Figure dataset records
====
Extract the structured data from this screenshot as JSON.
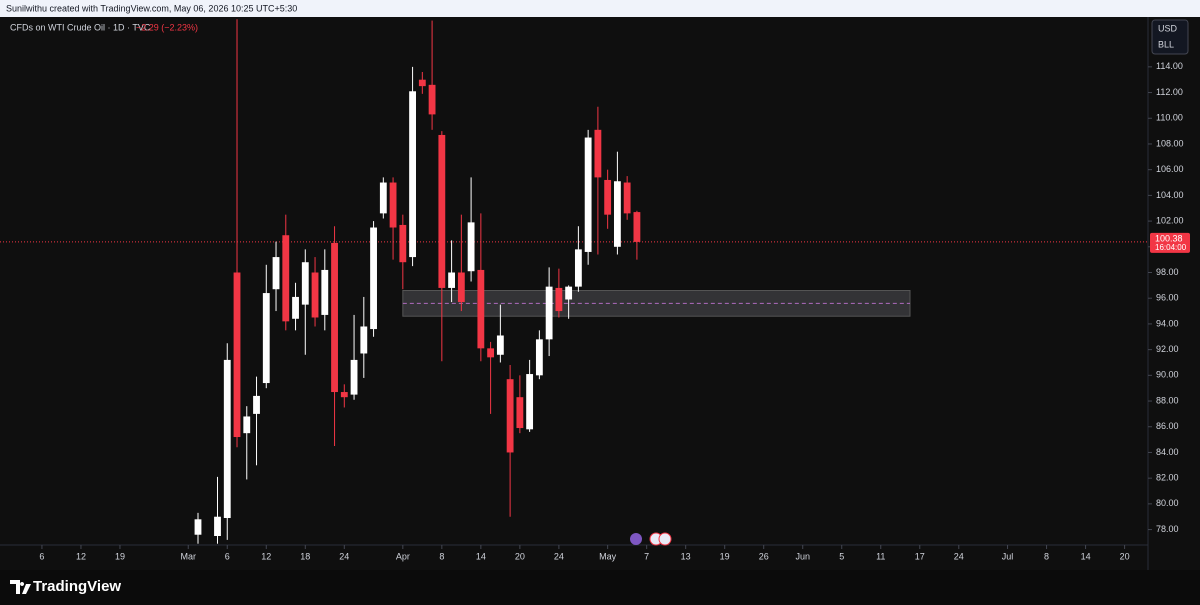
{
  "header": {
    "author_line": "Sunilwithu created with TradingView.com, May 06, 2026 10:25 UTC+5:30",
    "symbol": "CFDs on WTI Crude Oil · 1D · TVC",
    "change": "−2.29 (−2.23%)",
    "currency": "USD",
    "unit": "BLL",
    "brand": "TradingView"
  },
  "chart_data": {
    "type": "candlestick",
    "up_color": "#ffffff",
    "down_color": "#f23645",
    "x": [
      16,
      18,
      19,
      20,
      21,
      22,
      23,
      24,
      25,
      26,
      27,
      28,
      29,
      30,
      31,
      32,
      33,
      34,
      35,
      36,
      37,
      38,
      39,
      40,
      41,
      42,
      43,
      44,
      45,
      46,
      47,
      48,
      49,
      50,
      51,
      52,
      53,
      54,
      55,
      56,
      57,
      58,
      59,
      60,
      61
    ],
    "open": [
      77.6,
      77.5,
      78.9,
      98.0,
      85.5,
      87.0,
      89.4,
      96.7,
      100.9,
      94.4,
      95.5,
      98.0,
      94.7,
      100.3,
      88.7,
      88.5,
      91.7,
      93.6,
      102.6,
      105.0,
      101.7,
      99.2,
      113.0,
      112.6,
      108.7,
      96.8,
      98.0,
      98.1,
      98.2,
      92.1,
      91.6,
      89.7,
      88.3,
      85.8,
      90.0,
      92.8,
      96.8,
      95.9,
      96.9,
      99.6,
      109.1,
      105.2,
      100.0,
      105.0,
      102.7
    ],
    "high": [
      79.3,
      82.1,
      92.5,
      117.7,
      87.6,
      89.9,
      98.6,
      100.4,
      102.5,
      97.2,
      99.8,
      99.2,
      99.8,
      101.6,
      89.3,
      94.7,
      96.1,
      102.0,
      105.4,
      105.4,
      102.5,
      114.0,
      113.6,
      117.6,
      109.0,
      100.5,
      102.5,
      105.4,
      102.6,
      92.6,
      95.5,
      90.8,
      90.0,
      91.2,
      93.5,
      98.4,
      98.3,
      97.0,
      101.6,
      109.1,
      110.9,
      106.0,
      107.4,
      105.5,
      102.8
    ],
    "low": [
      76.9,
      76.9,
      77.2,
      84.4,
      81.9,
      83.0,
      89.0,
      95.0,
      93.5,
      93.5,
      91.6,
      93.8,
      93.5,
      84.5,
      87.5,
      88.1,
      89.8,
      93.0,
      102.2,
      99.0,
      96.7,
      98.5,
      111.9,
      109.1,
      91.1,
      95.7,
      95.0,
      97.3,
      91.1,
      87.0,
      91.0,
      79.0,
      85.5,
      85.6,
      89.7,
      91.5,
      94.5,
      94.4,
      96.5,
      98.6,
      99.4,
      101.4,
      99.4,
      102.1,
      99.0
    ],
    "close": [
      78.8,
      79.0,
      91.2,
      85.2,
      86.8,
      88.4,
      96.4,
      99.2,
      94.2,
      96.1,
      98.8,
      94.5,
      98.2,
      88.7,
      88.3,
      91.2,
      93.8,
      101.5,
      105.0,
      101.5,
      98.8,
      112.1,
      112.5,
      110.3,
      96.8,
      98.0,
      95.7,
      101.9,
      92.1,
      91.4,
      93.1,
      84.0,
      85.9,
      90.1,
      92.8,
      96.9,
      95.0,
      96.9,
      99.8,
      108.5,
      105.4,
      102.5,
      105.1,
      102.6,
      100.38
    ],
    "xlim": [
      -4.3,
      113.4
    ],
    "xticks": [
      {
        "value": 0,
        "label": "6"
      },
      {
        "value": 4,
        "label": "12"
      },
      {
        "value": 8,
        "label": "19"
      },
      {
        "value": 15,
        "label": "Mar"
      },
      {
        "value": 19,
        "label": "6"
      },
      {
        "value": 23,
        "label": "12"
      },
      {
        "value": 27,
        "label": "18"
      },
      {
        "value": 31,
        "label": "24"
      },
      {
        "value": 37,
        "label": "Apr"
      },
      {
        "value": 41,
        "label": "8"
      },
      {
        "value": 45,
        "label": "14"
      },
      {
        "value": 49,
        "label": "20"
      },
      {
        "value": 53,
        "label": "24"
      },
      {
        "value": 58,
        "label": "May"
      },
      {
        "value": 62,
        "label": "7"
      },
      {
        "value": 66,
        "label": "13"
      },
      {
        "value": 70,
        "label": "19"
      },
      {
        "value": 74,
        "label": "26"
      },
      {
        "value": 78,
        "label": "Jun"
      },
      {
        "value": 82,
        "label": "5"
      },
      {
        "value": 86,
        "label": "11"
      },
      {
        "value": 90,
        "label": "17"
      },
      {
        "value": 94,
        "label": "24"
      },
      {
        "value": 99,
        "label": "Jul"
      },
      {
        "value": 103,
        "label": "8"
      },
      {
        "value": 107,
        "label": "14"
      },
      {
        "value": 111,
        "label": "20"
      }
    ],
    "ylim": [
      76.8,
      117.8
    ],
    "yticks": [
      {
        "value": 78,
        "label": "78.00"
      },
      {
        "value": 80,
        "label": "80.00"
      },
      {
        "value": 82,
        "label": "82.00"
      },
      {
        "value": 84,
        "label": "84.00"
      },
      {
        "value": 86,
        "label": "86.00"
      },
      {
        "value": 88,
        "label": "88.00"
      },
      {
        "value": 90,
        "label": "90.00"
      },
      {
        "value": 92,
        "label": "92.00"
      },
      {
        "value": 94,
        "label": "94.00"
      },
      {
        "value": 96,
        "label": "96.00"
      },
      {
        "value": 98,
        "label": "98.00"
      },
      {
        "value": 100,
        "label": "100.00"
      },
      {
        "value": 102,
        "label": "102.00"
      },
      {
        "value": 104,
        "label": "104.00"
      },
      {
        "value": 106,
        "label": "106.00"
      },
      {
        "value": 108,
        "label": "108.00"
      },
      {
        "value": 110,
        "label": "110.00"
      },
      {
        "value": 112,
        "label": "112.00"
      },
      {
        "value": 114,
        "label": "114.00"
      }
    ],
    "last_price": {
      "value": 100.38,
      "label": "100.38",
      "countdown": "16:04:00",
      "color": "#f23645"
    },
    "zone": {
      "top": 96.6,
      "bottom": 94.6,
      "mid": 95.6,
      "x_start": 37,
      "x_end": 89
    }
  }
}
====
**Task prompt:** From the records, copy every line that has the string "TradingView" in it.

**Response to this task:**
    "author_line": "Sunilwithu created with TradingView.com, May 06, 2026 10:25 UTC+5:30",
    "brand": "TradingView"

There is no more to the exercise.